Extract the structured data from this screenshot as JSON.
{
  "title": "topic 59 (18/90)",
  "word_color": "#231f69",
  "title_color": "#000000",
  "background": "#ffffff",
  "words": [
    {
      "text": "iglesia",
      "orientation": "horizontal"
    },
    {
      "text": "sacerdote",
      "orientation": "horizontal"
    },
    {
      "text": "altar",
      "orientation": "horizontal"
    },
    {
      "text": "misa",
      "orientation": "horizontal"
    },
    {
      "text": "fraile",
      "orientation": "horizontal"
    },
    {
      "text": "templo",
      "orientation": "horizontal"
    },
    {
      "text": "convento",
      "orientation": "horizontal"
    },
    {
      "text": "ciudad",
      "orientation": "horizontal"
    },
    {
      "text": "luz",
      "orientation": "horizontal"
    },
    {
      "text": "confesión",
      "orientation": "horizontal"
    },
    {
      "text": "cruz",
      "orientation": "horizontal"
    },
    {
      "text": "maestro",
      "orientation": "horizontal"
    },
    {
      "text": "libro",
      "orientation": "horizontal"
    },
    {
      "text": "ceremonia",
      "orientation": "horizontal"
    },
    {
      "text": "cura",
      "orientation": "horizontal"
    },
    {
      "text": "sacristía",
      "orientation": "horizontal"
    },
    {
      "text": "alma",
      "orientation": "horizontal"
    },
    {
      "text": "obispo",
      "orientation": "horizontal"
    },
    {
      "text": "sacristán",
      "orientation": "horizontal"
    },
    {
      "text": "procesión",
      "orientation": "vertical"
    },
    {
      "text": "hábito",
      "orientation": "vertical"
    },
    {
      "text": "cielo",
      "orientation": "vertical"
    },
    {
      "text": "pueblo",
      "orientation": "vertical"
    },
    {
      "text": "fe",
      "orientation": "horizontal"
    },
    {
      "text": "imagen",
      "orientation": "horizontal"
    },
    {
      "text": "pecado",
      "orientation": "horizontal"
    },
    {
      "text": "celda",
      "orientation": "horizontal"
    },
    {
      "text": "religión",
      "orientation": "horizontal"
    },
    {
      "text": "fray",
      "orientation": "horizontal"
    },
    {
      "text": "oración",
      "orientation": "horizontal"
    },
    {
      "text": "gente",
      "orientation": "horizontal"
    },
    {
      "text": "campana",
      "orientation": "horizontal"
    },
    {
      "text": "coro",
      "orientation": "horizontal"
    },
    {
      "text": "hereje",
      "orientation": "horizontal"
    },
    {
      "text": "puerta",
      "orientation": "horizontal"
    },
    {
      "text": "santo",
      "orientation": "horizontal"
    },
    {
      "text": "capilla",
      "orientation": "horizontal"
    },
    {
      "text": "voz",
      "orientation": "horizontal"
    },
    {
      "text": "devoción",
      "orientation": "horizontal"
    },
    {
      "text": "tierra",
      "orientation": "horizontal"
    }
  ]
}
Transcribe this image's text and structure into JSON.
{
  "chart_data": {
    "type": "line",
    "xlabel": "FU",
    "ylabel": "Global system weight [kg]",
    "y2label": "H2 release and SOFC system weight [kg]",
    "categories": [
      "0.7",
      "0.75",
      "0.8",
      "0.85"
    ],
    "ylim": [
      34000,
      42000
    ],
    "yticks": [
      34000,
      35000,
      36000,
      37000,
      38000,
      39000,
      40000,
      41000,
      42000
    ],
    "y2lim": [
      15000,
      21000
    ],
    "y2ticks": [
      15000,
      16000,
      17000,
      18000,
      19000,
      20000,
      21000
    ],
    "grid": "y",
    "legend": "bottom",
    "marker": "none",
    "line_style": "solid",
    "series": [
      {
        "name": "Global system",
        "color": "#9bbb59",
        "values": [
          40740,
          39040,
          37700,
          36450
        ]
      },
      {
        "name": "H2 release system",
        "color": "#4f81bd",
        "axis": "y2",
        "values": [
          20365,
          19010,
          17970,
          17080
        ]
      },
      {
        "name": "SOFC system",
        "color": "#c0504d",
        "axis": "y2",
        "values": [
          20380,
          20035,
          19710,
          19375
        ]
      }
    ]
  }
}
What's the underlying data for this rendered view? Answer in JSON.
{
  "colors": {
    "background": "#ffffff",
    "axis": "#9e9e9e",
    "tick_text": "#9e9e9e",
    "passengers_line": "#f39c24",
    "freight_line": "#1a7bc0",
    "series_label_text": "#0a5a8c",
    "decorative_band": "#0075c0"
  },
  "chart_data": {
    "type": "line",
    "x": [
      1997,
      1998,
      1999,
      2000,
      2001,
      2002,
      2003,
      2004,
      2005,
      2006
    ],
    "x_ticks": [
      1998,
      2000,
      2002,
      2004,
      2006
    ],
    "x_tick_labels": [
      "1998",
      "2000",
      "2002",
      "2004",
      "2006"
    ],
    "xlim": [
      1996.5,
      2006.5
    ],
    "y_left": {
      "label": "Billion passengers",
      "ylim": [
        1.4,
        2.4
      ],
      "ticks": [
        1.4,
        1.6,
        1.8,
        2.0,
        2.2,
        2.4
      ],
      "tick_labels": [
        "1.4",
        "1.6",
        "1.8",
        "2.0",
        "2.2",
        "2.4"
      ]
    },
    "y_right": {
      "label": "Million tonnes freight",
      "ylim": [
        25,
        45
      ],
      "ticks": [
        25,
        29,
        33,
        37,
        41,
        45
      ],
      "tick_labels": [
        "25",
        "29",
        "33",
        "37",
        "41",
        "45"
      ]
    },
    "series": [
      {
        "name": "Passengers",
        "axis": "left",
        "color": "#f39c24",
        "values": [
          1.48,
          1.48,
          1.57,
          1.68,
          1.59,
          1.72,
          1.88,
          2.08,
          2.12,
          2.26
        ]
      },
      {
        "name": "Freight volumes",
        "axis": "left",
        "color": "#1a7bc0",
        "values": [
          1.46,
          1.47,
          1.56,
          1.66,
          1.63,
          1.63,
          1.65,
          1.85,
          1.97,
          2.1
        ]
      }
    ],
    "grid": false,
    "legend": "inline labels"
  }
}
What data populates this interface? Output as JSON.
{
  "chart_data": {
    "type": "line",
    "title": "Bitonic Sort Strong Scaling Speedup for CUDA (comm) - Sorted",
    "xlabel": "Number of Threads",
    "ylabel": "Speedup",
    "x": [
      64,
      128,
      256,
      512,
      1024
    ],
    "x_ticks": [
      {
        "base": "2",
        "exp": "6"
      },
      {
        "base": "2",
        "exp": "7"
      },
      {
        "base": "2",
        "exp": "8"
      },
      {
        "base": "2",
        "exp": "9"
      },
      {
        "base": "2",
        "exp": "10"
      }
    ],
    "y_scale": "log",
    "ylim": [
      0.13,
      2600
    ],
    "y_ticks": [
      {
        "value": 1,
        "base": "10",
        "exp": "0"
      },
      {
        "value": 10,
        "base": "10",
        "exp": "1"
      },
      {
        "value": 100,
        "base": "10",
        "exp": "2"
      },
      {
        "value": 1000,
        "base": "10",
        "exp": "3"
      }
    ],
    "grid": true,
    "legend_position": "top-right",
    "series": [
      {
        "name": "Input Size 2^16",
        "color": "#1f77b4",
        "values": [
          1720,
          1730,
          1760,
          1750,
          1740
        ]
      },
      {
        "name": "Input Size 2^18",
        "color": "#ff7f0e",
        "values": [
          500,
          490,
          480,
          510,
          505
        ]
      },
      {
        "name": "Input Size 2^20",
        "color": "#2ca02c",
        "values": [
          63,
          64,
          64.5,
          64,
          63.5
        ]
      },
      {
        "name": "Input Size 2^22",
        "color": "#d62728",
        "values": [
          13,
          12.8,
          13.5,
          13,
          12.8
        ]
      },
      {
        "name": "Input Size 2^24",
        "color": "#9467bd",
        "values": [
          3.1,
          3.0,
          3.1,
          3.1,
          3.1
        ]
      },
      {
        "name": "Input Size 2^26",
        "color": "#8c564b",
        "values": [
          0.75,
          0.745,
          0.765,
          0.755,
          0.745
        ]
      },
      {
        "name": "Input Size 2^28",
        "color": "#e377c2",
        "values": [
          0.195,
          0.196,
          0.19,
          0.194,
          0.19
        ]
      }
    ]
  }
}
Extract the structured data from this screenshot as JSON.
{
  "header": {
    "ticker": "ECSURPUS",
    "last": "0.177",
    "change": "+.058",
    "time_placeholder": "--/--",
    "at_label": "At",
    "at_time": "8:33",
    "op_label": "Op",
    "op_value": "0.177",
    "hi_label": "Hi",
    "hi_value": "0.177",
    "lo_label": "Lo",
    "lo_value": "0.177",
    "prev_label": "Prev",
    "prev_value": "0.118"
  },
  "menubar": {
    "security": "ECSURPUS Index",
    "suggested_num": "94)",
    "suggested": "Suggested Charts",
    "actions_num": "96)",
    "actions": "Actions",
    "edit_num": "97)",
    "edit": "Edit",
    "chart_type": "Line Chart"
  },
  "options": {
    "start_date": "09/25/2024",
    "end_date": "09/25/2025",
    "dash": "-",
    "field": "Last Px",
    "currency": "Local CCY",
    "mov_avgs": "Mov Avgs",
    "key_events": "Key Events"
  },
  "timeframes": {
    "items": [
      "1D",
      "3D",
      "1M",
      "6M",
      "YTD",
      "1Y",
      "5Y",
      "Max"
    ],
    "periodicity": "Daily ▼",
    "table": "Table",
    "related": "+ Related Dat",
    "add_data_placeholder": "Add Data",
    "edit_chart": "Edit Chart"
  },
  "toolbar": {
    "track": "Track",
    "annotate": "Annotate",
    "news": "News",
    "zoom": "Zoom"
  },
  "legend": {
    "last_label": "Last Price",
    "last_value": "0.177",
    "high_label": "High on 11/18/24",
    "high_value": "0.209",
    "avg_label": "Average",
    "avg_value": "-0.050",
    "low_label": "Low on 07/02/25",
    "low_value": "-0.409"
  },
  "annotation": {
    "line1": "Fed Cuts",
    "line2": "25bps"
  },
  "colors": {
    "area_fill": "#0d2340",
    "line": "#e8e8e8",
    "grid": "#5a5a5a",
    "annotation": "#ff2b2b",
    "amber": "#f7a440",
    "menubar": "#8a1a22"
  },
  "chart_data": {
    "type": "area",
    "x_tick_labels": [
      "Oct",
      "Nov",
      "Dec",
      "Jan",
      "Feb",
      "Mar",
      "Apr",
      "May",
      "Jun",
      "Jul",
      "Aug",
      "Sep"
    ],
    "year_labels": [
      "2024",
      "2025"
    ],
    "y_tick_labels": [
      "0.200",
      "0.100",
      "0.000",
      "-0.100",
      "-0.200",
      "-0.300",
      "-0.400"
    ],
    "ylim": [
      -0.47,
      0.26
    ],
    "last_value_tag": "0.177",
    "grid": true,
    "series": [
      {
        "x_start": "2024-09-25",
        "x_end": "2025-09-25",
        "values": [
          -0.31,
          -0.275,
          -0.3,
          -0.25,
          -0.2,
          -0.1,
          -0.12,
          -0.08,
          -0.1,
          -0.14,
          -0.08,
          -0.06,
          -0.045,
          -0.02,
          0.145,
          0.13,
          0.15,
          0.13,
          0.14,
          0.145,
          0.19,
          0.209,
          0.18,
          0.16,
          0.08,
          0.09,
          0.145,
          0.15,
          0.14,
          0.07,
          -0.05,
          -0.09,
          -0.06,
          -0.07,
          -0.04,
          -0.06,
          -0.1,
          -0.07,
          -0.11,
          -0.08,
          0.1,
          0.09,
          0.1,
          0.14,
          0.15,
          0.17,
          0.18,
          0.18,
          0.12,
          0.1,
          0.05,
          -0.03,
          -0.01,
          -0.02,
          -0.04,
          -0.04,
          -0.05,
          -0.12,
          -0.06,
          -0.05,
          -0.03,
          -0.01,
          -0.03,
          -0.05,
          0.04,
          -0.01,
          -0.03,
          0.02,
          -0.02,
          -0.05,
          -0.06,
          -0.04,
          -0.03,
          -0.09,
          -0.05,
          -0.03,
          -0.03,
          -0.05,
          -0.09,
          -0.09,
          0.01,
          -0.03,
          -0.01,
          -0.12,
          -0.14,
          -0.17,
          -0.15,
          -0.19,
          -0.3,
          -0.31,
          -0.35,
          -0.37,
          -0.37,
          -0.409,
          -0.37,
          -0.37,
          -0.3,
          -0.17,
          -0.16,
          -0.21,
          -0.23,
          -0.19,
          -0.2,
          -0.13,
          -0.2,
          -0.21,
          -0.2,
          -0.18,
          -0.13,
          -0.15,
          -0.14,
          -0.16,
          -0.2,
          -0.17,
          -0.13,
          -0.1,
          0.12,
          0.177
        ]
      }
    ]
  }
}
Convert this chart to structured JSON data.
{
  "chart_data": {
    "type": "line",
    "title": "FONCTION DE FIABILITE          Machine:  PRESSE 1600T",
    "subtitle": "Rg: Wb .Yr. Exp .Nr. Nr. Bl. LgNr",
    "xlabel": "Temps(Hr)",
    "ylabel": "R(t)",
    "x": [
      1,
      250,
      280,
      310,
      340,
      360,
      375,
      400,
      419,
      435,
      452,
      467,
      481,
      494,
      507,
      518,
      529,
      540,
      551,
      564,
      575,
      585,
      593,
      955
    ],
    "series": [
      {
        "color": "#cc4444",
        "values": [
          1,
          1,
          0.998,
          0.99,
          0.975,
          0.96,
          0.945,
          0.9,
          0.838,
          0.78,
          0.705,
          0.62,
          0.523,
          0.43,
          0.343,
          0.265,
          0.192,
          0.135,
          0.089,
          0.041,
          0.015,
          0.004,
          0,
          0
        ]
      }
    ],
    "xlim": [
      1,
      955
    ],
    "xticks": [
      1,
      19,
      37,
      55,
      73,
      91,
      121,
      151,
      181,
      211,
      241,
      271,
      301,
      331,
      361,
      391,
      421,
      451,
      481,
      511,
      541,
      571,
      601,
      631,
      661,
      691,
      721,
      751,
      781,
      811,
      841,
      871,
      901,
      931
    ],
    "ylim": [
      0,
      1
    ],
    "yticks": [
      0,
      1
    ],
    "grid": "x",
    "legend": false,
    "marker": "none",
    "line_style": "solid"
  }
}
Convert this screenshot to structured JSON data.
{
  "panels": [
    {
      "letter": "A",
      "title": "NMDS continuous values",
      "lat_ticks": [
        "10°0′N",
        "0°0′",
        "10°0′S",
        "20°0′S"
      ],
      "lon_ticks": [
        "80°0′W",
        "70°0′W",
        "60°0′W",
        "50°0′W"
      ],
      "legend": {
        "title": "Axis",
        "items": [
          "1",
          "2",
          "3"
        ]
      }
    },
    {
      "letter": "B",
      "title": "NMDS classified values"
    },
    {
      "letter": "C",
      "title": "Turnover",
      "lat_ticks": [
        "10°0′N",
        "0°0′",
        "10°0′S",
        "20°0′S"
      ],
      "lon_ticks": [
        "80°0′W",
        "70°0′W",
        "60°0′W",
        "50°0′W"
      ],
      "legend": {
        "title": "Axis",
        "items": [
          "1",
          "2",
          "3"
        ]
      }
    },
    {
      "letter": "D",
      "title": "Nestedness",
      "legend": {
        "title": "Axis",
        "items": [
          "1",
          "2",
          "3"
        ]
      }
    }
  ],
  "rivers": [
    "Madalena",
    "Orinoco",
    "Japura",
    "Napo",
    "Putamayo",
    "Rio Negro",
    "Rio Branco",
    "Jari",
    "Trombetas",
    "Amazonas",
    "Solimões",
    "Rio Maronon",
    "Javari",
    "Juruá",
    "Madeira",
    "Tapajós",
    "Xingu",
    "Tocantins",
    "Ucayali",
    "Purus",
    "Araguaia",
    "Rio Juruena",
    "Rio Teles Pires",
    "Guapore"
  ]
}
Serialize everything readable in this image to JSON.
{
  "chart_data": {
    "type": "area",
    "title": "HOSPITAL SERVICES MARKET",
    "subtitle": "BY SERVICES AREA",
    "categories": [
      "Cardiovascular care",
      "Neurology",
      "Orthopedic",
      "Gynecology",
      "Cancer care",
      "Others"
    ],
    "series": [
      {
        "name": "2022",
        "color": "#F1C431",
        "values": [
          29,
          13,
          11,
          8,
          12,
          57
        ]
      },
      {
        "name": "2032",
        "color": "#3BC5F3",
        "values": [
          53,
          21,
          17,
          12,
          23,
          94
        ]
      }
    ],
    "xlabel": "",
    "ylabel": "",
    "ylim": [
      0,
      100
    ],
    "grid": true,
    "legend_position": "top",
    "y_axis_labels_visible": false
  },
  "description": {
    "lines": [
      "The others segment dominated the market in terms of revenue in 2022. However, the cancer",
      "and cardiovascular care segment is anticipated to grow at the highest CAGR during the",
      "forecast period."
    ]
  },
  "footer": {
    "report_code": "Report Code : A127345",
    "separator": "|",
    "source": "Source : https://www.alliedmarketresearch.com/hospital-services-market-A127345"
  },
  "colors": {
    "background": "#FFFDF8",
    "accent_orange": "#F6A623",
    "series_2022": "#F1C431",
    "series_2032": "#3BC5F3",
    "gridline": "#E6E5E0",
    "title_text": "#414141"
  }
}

::::::::

### [TASK TO CARRY OUT]
From the listing above, copy every line that includes the word "care".

### [FULL OUTPUT]
      "Cardiovascular care",
      "Cancer care",
      "and cardiovascular care segment is anticipated to grow at the highest CAGR during the",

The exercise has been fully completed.